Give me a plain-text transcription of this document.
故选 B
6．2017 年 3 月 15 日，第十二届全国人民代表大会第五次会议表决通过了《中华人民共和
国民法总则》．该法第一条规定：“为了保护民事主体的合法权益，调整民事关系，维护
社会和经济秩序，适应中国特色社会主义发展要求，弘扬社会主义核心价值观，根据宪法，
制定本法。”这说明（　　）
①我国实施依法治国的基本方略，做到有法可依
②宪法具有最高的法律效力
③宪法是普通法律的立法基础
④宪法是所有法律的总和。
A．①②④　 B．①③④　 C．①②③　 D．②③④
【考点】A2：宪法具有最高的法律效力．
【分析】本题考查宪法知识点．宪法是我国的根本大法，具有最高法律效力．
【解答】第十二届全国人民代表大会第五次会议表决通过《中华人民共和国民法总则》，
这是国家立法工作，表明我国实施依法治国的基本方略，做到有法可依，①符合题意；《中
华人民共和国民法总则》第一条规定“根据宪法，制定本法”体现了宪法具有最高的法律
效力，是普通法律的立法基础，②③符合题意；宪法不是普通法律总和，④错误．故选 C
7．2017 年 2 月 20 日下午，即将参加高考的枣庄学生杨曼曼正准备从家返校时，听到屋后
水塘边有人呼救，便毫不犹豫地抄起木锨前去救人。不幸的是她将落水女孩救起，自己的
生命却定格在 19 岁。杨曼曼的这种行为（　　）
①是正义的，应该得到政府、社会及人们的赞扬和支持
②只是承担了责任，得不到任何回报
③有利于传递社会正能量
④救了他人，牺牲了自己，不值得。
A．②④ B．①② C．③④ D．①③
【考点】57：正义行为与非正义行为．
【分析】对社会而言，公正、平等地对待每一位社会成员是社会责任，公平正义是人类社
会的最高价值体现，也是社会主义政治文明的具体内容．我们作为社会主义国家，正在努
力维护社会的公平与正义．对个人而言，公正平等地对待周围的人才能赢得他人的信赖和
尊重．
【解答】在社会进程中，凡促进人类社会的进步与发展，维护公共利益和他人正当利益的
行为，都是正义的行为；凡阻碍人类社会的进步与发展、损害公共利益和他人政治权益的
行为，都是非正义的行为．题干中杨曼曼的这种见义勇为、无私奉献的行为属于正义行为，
_ _ _ _ _
◆ **Exercise instructions**
Among the lines of the data above, count those holding "制定本法" and state only the number.

◆ **Exercise output**
2